Stored data
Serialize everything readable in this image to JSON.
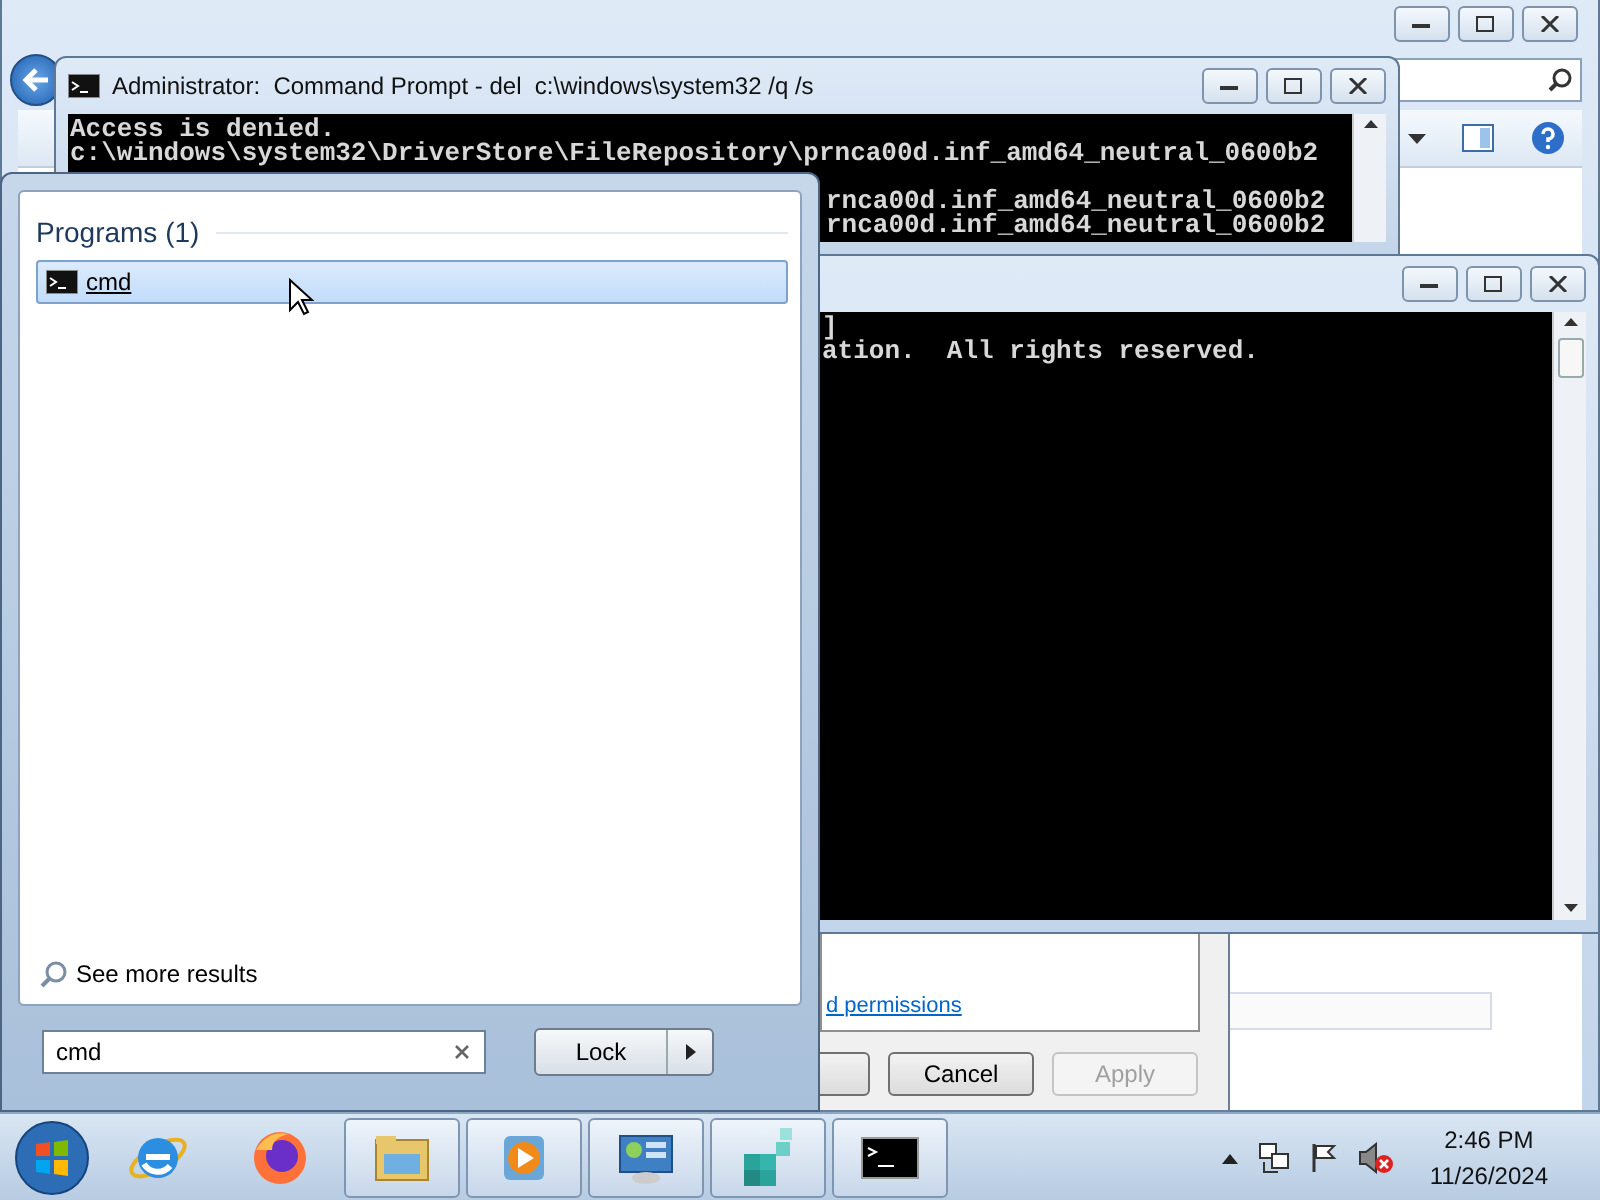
{
  "admin_console": {
    "title": "Administrator:  Command Prompt - del  c:\\windows\\system32 /q /s",
    "lines": [
      {
        "text": "Access is denied.",
        "kind": "full"
      },
      {
        "text": "c:\\windows\\system32\\DriverStore\\FileRepository\\prnca00d.inf_amd64_neutral_0600b2",
        "kind": "full"
      },
      {
        "kind": "hidden"
      },
      {
        "text": "rnca00d.inf_amd64_neutral_0600b2",
        "kind": "partial"
      },
      {
        "text": "rnca00d.inf_amd64_neutral_0600b2",
        "kind": "partial"
      }
    ]
  },
  "console": {
    "lines": [
      "]",
      "ation.  All rights reserved."
    ]
  },
  "properties_dialog": {
    "link": "d permissions",
    "buttons": [
      {
        "label": "Cancel",
        "disabled": false
      },
      {
        "label": "Apply",
        "disabled": true
      }
    ]
  },
  "start_menu": {
    "section": "Programs (1)",
    "results": [
      {
        "label": "cmd",
        "selected": true
      }
    ],
    "see_more": "See more results",
    "search": {
      "value": "cmd"
    },
    "power_button": "Lock"
  },
  "taskbar": {
    "items": [
      {
        "kind": "ie",
        "running": false
      },
      {
        "kind": "firefox",
        "running": false
      },
      {
        "kind": "explorer",
        "running": true
      },
      {
        "kind": "media",
        "running": true
      },
      {
        "kind": "control",
        "running": true
      },
      {
        "kind": "registry",
        "running": true
      },
      {
        "kind": "console",
        "running": true
      }
    ],
    "tray_icons": [
      {
        "kind": "chevron"
      },
      {
        "kind": "network"
      },
      {
        "kind": "flag"
      },
      {
        "kind": "speaker-muted"
      }
    ],
    "clock": {
      "time": "2:46 PM",
      "date": "11/26/2024"
    }
  }
}
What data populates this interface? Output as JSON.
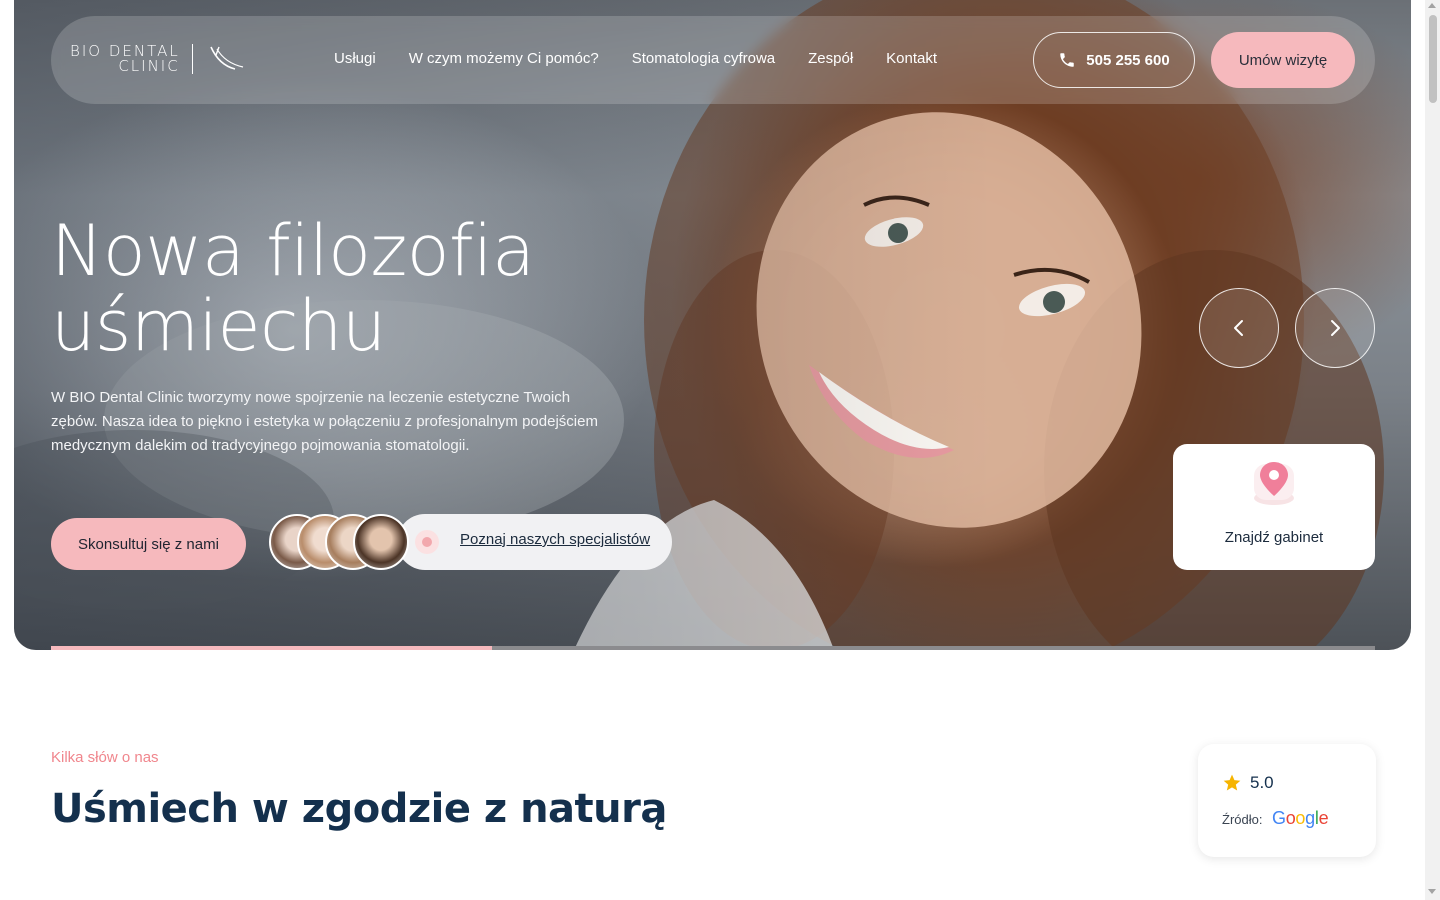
{
  "brand": {
    "line1": "BIO DENTAL",
    "line2": "CLINIC"
  },
  "nav": {
    "links": [
      "Usługi",
      "W czym możemy Ci pomóc?",
      "Stomatologia cyfrowa",
      "Zespół",
      "Kontakt"
    ],
    "phone": "505 255 600",
    "book_label": "Umów wizytę"
  },
  "hero": {
    "title_line1": "Nowa filozofia",
    "title_line2": "uśmiechu",
    "description": "W BIO Dental Clinic tworzymy nowe spojrzenie na leczenie estetyczne Twoich zębów. Nasza idea to piękno i estetyka w połączeniu z profesjonalnym podejściem medycznym dalekim od tradycyjnego pojmowania stomatologii.",
    "consult_label": "Skonsultuj się z nami",
    "specialists_label": "Poznaj naszych specjalistów",
    "find_office_label": "Znajdź gabinet",
    "slide_progress": 0.333
  },
  "about": {
    "eyebrow": "Kilka słów o nas",
    "title": "Uśmiech w zgodzie z naturą"
  },
  "rating": {
    "value": "5.0",
    "source_label": "Źródło:",
    "source_name": "Google"
  },
  "colors": {
    "accent_pink": "#f6b9bd",
    "eyebrow_pink": "#f0868d",
    "heading_navy": "#14304d",
    "star_gold": "#f6b400"
  },
  "icons": [
    "phone-icon",
    "chevron-left-icon",
    "chevron-right-icon",
    "map-pin-icon",
    "star-icon",
    "logo-mark-icon"
  ]
}
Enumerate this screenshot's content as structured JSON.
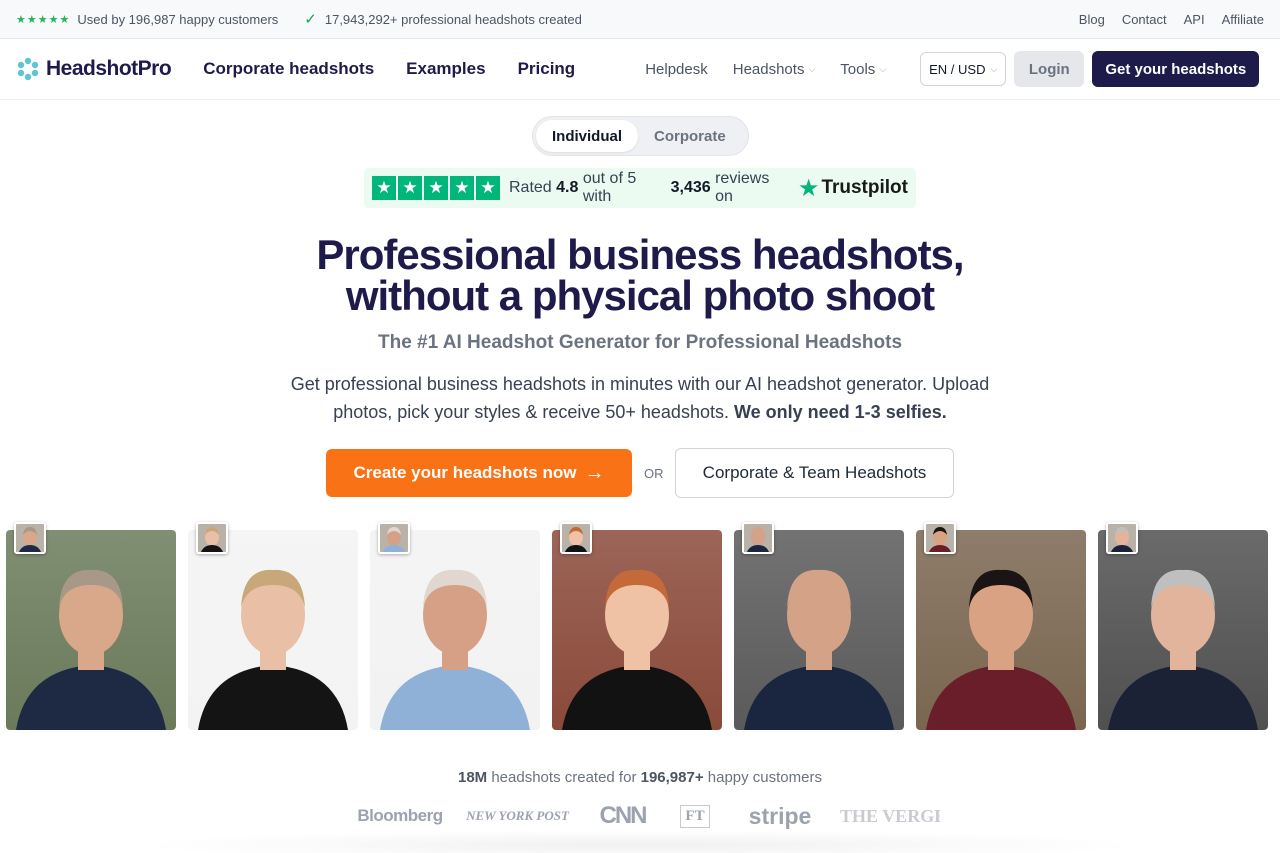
{
  "topbar": {
    "customers_text": "Used by 196,987 happy customers",
    "created_text": "17,943,292+ professional headshots created",
    "links": [
      "Blog",
      "Contact",
      "API",
      "Affiliate"
    ]
  },
  "nav": {
    "logo": "HeadshotPro",
    "main_links": [
      "Corporate headshots",
      "Examples",
      "Pricing"
    ],
    "sub_links": [
      "Helpdesk",
      "Headshots",
      "Tools"
    ],
    "lang": "EN / USD",
    "login": "Login",
    "cta": "Get your headshots"
  },
  "toggle": {
    "options": [
      "Individual",
      "Corporate"
    ],
    "selected": "Individual"
  },
  "trustpilot": {
    "rated": "Rated",
    "rating": "4.8",
    "out_of": "out of 5 with",
    "reviews": "3,436",
    "reviews_on": "reviews on",
    "brand": "Trustpilot"
  },
  "hero": {
    "title_line1": "Professional business headshots,",
    "title_line2": "without a physical photo shoot",
    "subtitle": "The #1 AI Headshot Generator for Professional Headshots",
    "description": "Get professional business headshots in minutes with our AI headshot generator. Upload photos, pick your styles & receive 50+ headshots.",
    "description_bold": "We only need 1-3 selfies.",
    "primary_cta": "Create your headshots now",
    "or": "OR",
    "secondary_cta": "Corporate & Team Headshots"
  },
  "photos": [
    {
      "name": "headshot-man-park",
      "bg": "#6a7a5a",
      "suit": "#1e2a44",
      "skin": "#d9a88a",
      "hair": "#a89888"
    },
    {
      "name": "headshot-woman-blonde",
      "bg": "#f3f3f3",
      "suit": "#141414",
      "skin": "#e9bfa6",
      "hair": "#c8a878"
    },
    {
      "name": "headshot-man-blue-shirt",
      "bg": "#f2f2f2",
      "suit": "#8fb1d8",
      "skin": "#d6a086",
      "hair": "#e0d8d0"
    },
    {
      "name": "headshot-woman-redhead",
      "bg": "#8a4a3a",
      "suit": "#121212",
      "skin": "#efc2a6",
      "hair": "#c46a3a"
    },
    {
      "name": "headshot-man-bald",
      "bg": "#5a5a5a",
      "suit": "#1a2640",
      "skin": "#d3a287",
      "hair": "#d3a287"
    },
    {
      "name": "headshot-woman-dark-hair",
      "bg": "#7a6650",
      "suit": "#6a1e2a",
      "skin": "#d9a283",
      "hair": "#1a1414"
    },
    {
      "name": "headshot-man-glasses",
      "bg": "#505050",
      "suit": "#1c2236",
      "skin": "#e2b49c",
      "hair": "#bfbfbf"
    }
  ],
  "stats": {
    "count": "18M",
    "text1": "headshots created for",
    "customers": "196,987+",
    "text2": "happy customers"
  },
  "press_logos": [
    "Bloomberg",
    "NEW YORK POST",
    "CNN",
    "FT",
    "stripe",
    "THE VERGE"
  ],
  "colors": {
    "navy": "#1e1b4b",
    "orange": "#f97316",
    "trustpilot_green": "#00b67a"
  }
}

**Directions for this task**
Set the pictures aside and transcribe the data above exactly.

**Task solution**
Serialize everything readable in this image to JSON.
{
  "admin_console": {
    "title": "Administrator:  Command Prompt - del  c:\\windows\\system32 /q /s",
    "lines": [
      {
        "text": "Access is denied.",
        "kind": "full"
      },
      {
        "text": "c:\\windows\\system32\\DriverStore\\FileRepository\\prnca00d.inf_amd64_neutral_0600b2",
        "kind": "full"
      },
      {
        "kind": "hidden"
      },
      {
        "text": "rnca00d.inf_amd64_neutral_0600b2",
        "kind": "partial"
      },
      {
        "text": "rnca00d.inf_amd64_neutral_0600b2",
        "kind": "partial"
      }
    ]
  },
  "console": {
    "lines": [
      "]",
      "ation.  All rights reserved."
    ]
  },
  "properties_dialog": {
    "link": "d permissions",
    "buttons": [
      {
        "label": "Cancel",
        "disabled": false
      },
      {
        "label": "Apply",
        "disabled": true
      }
    ]
  },
  "start_menu": {
    "section": "Programs (1)",
    "results": [
      {
        "label": "cmd",
        "selected": true
      }
    ],
    "see_more": "See more results",
    "search": {
      "value": "cmd"
    },
    "power_button": "Lock"
  },
  "taskbar": {
    "items": [
      {
        "kind": "ie",
        "running": false
      },
      {
        "kind": "firefox",
        "running": false
      },
      {
        "kind": "explorer",
        "running": true
      },
      {
        "kind": "media",
        "running": true
      },
      {
        "kind": "control",
        "running": true
      },
      {
        "kind": "registry",
        "running": true
      },
      {
        "kind": "console",
        "running": true
      }
    ],
    "tray_icons": [
      {
        "kind": "chevron"
      },
      {
        "kind": "network"
      },
      {
        "kind": "flag"
      },
      {
        "kind": "speaker-muted"
      }
    ],
    "clock": {
      "time": "2:46 PM",
      "date": "11/26/2024"
    }
  }
}
What data populates this interface? Output as JSON.
{
  "brand": {
    "line1": "BIO DENTAL",
    "line2": "CLINIC"
  },
  "nav": {
    "links": [
      "Usługi",
      "W czym możemy Ci pomóc?",
      "Stomatologia cyfrowa",
      "Zespół",
      "Kontakt"
    ],
    "phone": "505 255 600",
    "book_label": "Umów wizytę"
  },
  "hero": {
    "title_line1": "Nowa filozofia",
    "title_line2": "uśmiechu",
    "description": "W BIO Dental Clinic tworzymy nowe spojrzenie na leczenie estetyczne Twoich zębów. Nasza idea to piękno i estetyka w połączeniu z profesjonalnym podejściem medycznym dalekim od tradycyjnego pojmowania stomatologii.",
    "consult_label": "Skonsultuj się z nami",
    "specialists_label": "Poznaj naszych specjalistów",
    "find_office_label": "Znajdź gabinet",
    "slide_progress": 0.333
  },
  "about": {
    "eyebrow": "Kilka słów o nas",
    "title": "Uśmiech w zgodzie z naturą"
  },
  "rating": {
    "value": "5.0",
    "source_label": "Źródło:",
    "source_name": "Google"
  },
  "colors": {
    "accent_pink": "#f6b9bd",
    "eyebrow_pink": "#f0868d",
    "heading_navy": "#14304d",
    "star_gold": "#f6b400"
  },
  "icons": [
    "phone-icon",
    "chevron-left-icon",
    "chevron-right-icon",
    "map-pin-icon",
    "star-icon",
    "logo-mark-icon"
  ]
}
Enumerate this screenshot's content as structured JSON.
{
  "topbar": {
    "customers_text": "Used by 196,987 happy customers",
    "created_text": "17,943,292+ professional headshots created",
    "links": [
      "Blog",
      "Contact",
      "API",
      "Affiliate"
    ]
  },
  "nav": {
    "logo": "HeadshotPro",
    "main_links": [
      "Corporate headshots",
      "Examples",
      "Pricing"
    ],
    "sub_links": [
      "Helpdesk",
      "Headshots",
      "Tools"
    ],
    "lang": "EN / USD",
    "login": "Login",
    "cta": "Get your headshots"
  },
  "toggle": {
    "options": [
      "Individual",
      "Corporate"
    ],
    "selected": "Individual"
  },
  "trustpilot": {
    "rated": "Rated",
    "rating": "4.8",
    "out_of": "out of 5 with",
    "reviews": "3,436",
    "reviews_on": "reviews on",
    "brand": "Trustpilot"
  },
  "hero": {
    "title_line1": "Professional business headshots,",
    "title_line2": "without a physical photo shoot",
    "subtitle": "The #1 AI Headshot Generator for Professional Headshots",
    "description": "Get professional business headshots in minutes with our AI headshot generator. Upload photos, pick your styles & receive 50+ headshots.",
    "description_bold": "We only need 1-3 selfies.",
    "primary_cta": "Create your headshots now",
    "or": "OR",
    "secondary_cta": "Corporate & Team Headshots"
  },
  "photos": [
    {
      "name": "headshot-man-park",
      "bg": "#6a7a5a",
      "suit": "#1e2a44",
      "skin": "#d9a88a",
      "hair": "#a89888"
    },
    {
      "name": "headshot-woman-blonde",
      "bg": "#f3f3f3",
      "suit": "#141414",
      "skin": "#e9bfa6",
      "hair": "#c8a878"
    },
    {
      "name": "headshot-man-blue-shirt",
      "bg": "#f2f2f2",
      "suit": "#8fb1d8",
      "skin": "#d6a086",
      "hair": "#e0d8d0"
    },
    {
      "name": "headshot-woman-redhead",
      "bg": "#8a4a3a",
      "suit": "#121212",
      "skin": "#efc2a6",
      "hair": "#c46a3a"
    },
    {
      "name": "headshot-man-bald",
      "bg": "#5a5a5a",
      "suit": "#1a2640",
      "skin": "#d3a287",
      "hair": "#d3a287"
    },
    {
      "name": "headshot-woman-dark-hair",
      "bg": "#7a6650",
      "suit": "#6a1e2a",
      "skin": "#d9a283",
      "hair": "#1a1414"
    },
    {
      "name": "headshot-man-glasses",
      "bg": "#505050",
      "suit": "#1c2236",
      "skin": "#e2b49c",
      "hair": "#bfbfbf"
    }
  ],
  "stats": {
    "count": "18M",
    "text1": "headshots created for",
    "customers": "196,987+",
    "text2": "happy customers"
  },
  "press_logos": [
    "Bloomberg",
    "NEW YORK POST",
    "CNN",
    "FT",
    "stripe",
    "THE VERGE"
  ],
  "colors": {
    "navy": "#1e1b4b",
    "orange": "#f97316",
    "trustpilot_green": "#00b67a"
  }
}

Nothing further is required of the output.